Data excerpts

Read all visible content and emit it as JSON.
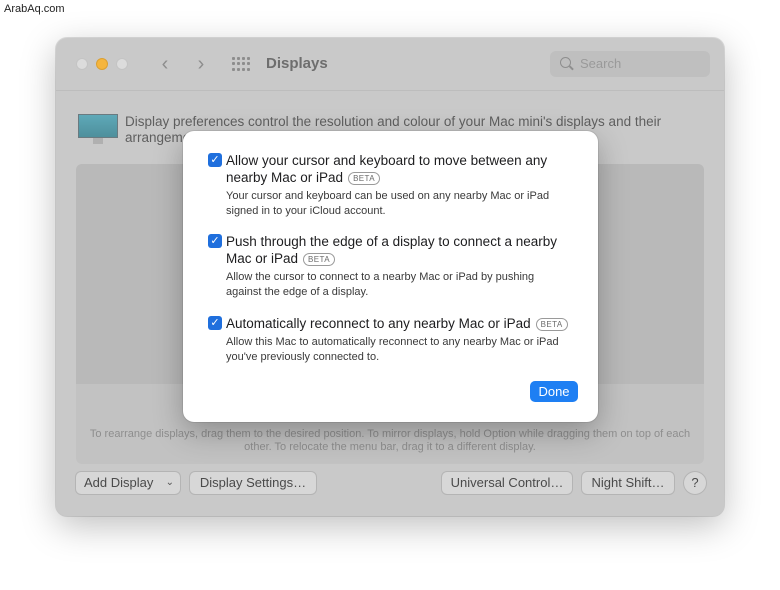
{
  "watermark": "ArabAq.com",
  "window": {
    "title": "Displays",
    "search_placeholder": "Search",
    "description": "Display preferences control the resolution and colour of your Mac mini's displays and their arrangement.",
    "arrangement_hint": "To rearrange displays, drag them to the desired position. To mirror displays, hold Option while dragging them on top of each other. To relocate the menu bar, drag it to a different display.",
    "nav": {
      "back_icon": "‹",
      "forward_icon": "›"
    }
  },
  "toolbar": {
    "add_display": "Add Display",
    "add_display_chevron": "⌄",
    "display_settings": "Display Settings…",
    "universal_control": "Universal Control…",
    "night_shift": "Night Shift…",
    "help": "?"
  },
  "sheet": {
    "options": [
      {
        "checked": true,
        "title": "Allow your cursor and keyboard to move between any nearby Mac or iPad",
        "badge": "BETA",
        "description": "Your cursor and keyboard can be used on any nearby Mac or iPad signed in to your iCloud account."
      },
      {
        "checked": true,
        "title": "Push through the edge of a display to connect a nearby Mac or iPad",
        "badge": "BETA",
        "description": "Allow the cursor to connect to a nearby Mac or iPad by pushing against the edge of a display."
      },
      {
        "checked": true,
        "title": "Automatically reconnect to any nearby Mac or iPad",
        "badge": "BETA",
        "description": "Allow this Mac to automatically reconnect to any nearby Mac or iPad you've previously connected to."
      }
    ],
    "checkmark": "✓",
    "done_label": "Done"
  },
  "colors": {
    "accent": "#1e7ff3",
    "checkbox": "#1f6fdd",
    "minimize": "#f5b53d"
  }
}
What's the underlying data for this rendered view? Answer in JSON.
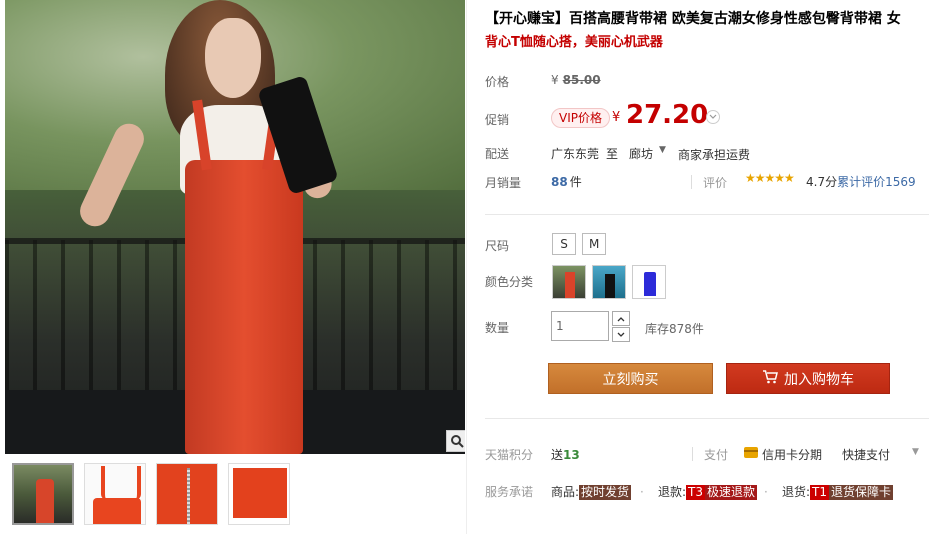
{
  "product": {
    "title": "【开心赚宝】百搭高腰背带裙 欧美复古潮女修身性感包臀背带裙 女",
    "subtitle": "背心T恤随心搭，美丽心机武器"
  },
  "price": {
    "label": "价格",
    "currency": "¥",
    "original": "85.00"
  },
  "promo": {
    "label": "促销",
    "badge": "VIP价格",
    "currency": "¥",
    "price": "27.20"
  },
  "shipping": {
    "label": "配送",
    "from": "广东东莞",
    "to_word": "至",
    "destination": "廊坊",
    "fee": "商家承担运费"
  },
  "sales": {
    "label": "月销量",
    "count": "88",
    "unit": "件",
    "review_label": "评价",
    "stars": "★★★★★",
    "score": "4.7分",
    "review_text": "累计评价",
    "review_count": "1569"
  },
  "options": {
    "size_label": "尺码",
    "sizes": [
      "S",
      "M"
    ],
    "color_label": "颜色分类",
    "quantity_label": "数量",
    "quantity_value": "1",
    "stock": "库存878件"
  },
  "actions": {
    "buy_now": "立刻购买",
    "add_cart": "加入购物车"
  },
  "points": {
    "label": "天猫积分",
    "prefix": "送",
    "value": "13"
  },
  "payment": {
    "label": "支付",
    "card": "信用卡分期",
    "quick": "快捷支付"
  },
  "promise": {
    "label": "服务承诺",
    "goods_prefix": "商品:",
    "goods_tag": "按时发货",
    "refund_prefix": "退款:",
    "refund_code": "T3",
    "refund_tag": "极速退款",
    "return_prefix": "退货:",
    "return_code": "T1",
    "return_tag": "退货保障卡"
  },
  "colors": {
    "accent_red": "#c40000",
    "buy_now_bg": "#c97a32",
    "add_cart_bg": "#c8321a",
    "link_blue": "#3d6aa6",
    "star_gold": "#e8a400"
  },
  "icons": {
    "zoom": "magnifier-icon",
    "cart": "cart-icon",
    "card": "credit-card-icon"
  }
}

| Written exercise |
Copy every record above exactly as written, but leave out the pictures.

| Output of the task |
Read all visible content and emit it as JSON.
{
  "watermark": "ArabAq.com",
  "window": {
    "title": "Displays",
    "search_placeholder": "Search",
    "description": "Display preferences control the resolution and colour of your Mac mini's displays and their arrangement.",
    "arrangement_hint": "To rearrange displays, drag them to the desired position. To mirror displays, hold Option while dragging them on top of each other. To relocate the menu bar, drag it to a different display.",
    "nav": {
      "back_icon": "‹",
      "forward_icon": "›"
    }
  },
  "toolbar": {
    "add_display": "Add Display",
    "add_display_chevron": "⌄",
    "display_settings": "Display Settings…",
    "universal_control": "Universal Control…",
    "night_shift": "Night Shift…",
    "help": "?"
  },
  "sheet": {
    "options": [
      {
        "checked": true,
        "title": "Allow your cursor and keyboard to move between any nearby Mac or iPad",
        "badge": "BETA",
        "description": "Your cursor and keyboard can be used on any nearby Mac or iPad signed in to your iCloud account."
      },
      {
        "checked": true,
        "title": "Push through the edge of a display to connect a nearby Mac or iPad",
        "badge": "BETA",
        "description": "Allow the cursor to connect to a nearby Mac or iPad by pushing against the edge of a display."
      },
      {
        "checked": true,
        "title": "Automatically reconnect to any nearby Mac or iPad",
        "badge": "BETA",
        "description": "Allow this Mac to automatically reconnect to any nearby Mac or iPad you've previously connected to."
      }
    ],
    "checkmark": "✓",
    "done_label": "Done"
  },
  "colors": {
    "accent": "#1e7ff3",
    "checkbox": "#1f6fdd",
    "minimize": "#f5b53d"
  }
}
What's the underlying data for this rendered view? Answer in JSON.
{
  "product": {
    "title": "【开心赚宝】百搭高腰背带裙 欧美复古潮女修身性感包臀背带裙 女",
    "subtitle": "背心T恤随心搭，美丽心机武器"
  },
  "price": {
    "label": "价格",
    "currency": "¥",
    "original": "85.00"
  },
  "promo": {
    "label": "促销",
    "badge": "VIP价格",
    "currency": "¥",
    "price": "27.20"
  },
  "shipping": {
    "label": "配送",
    "from": "广东东莞",
    "to_word": "至",
    "destination": "廊坊",
    "fee": "商家承担运费"
  },
  "sales": {
    "label": "月销量",
    "count": "88",
    "unit": "件",
    "review_label": "评价",
    "stars": "★★★★★",
    "score": "4.7分",
    "review_text": "累计评价",
    "review_count": "1569"
  },
  "options": {
    "size_label": "尺码",
    "sizes": [
      "S",
      "M"
    ],
    "color_label": "颜色分类",
    "quantity_label": "数量",
    "quantity_value": "1",
    "stock": "库存878件"
  },
  "actions": {
    "buy_now": "立刻购买",
    "add_cart": "加入购物车"
  },
  "points": {
    "label": "天猫积分",
    "prefix": "送",
    "value": "13"
  },
  "payment": {
    "label": "支付",
    "card": "信用卡分期",
    "quick": "快捷支付"
  },
  "promise": {
    "label": "服务承诺",
    "goods_prefix": "商品:",
    "goods_tag": "按时发货",
    "refund_prefix": "退款:",
    "refund_code": "T3",
    "refund_tag": "极速退款",
    "return_prefix": "退货:",
    "return_code": "T1",
    "return_tag": "退货保障卡"
  },
  "colors": {
    "accent_red": "#c40000",
    "buy_now_bg": "#c97a32",
    "add_cart_bg": "#c8321a",
    "link_blue": "#3d6aa6",
    "star_gold": "#e8a400"
  },
  "icons": {
    "zoom": "magnifier-icon",
    "cart": "cart-icon",
    "card": "credit-card-icon"
  }
}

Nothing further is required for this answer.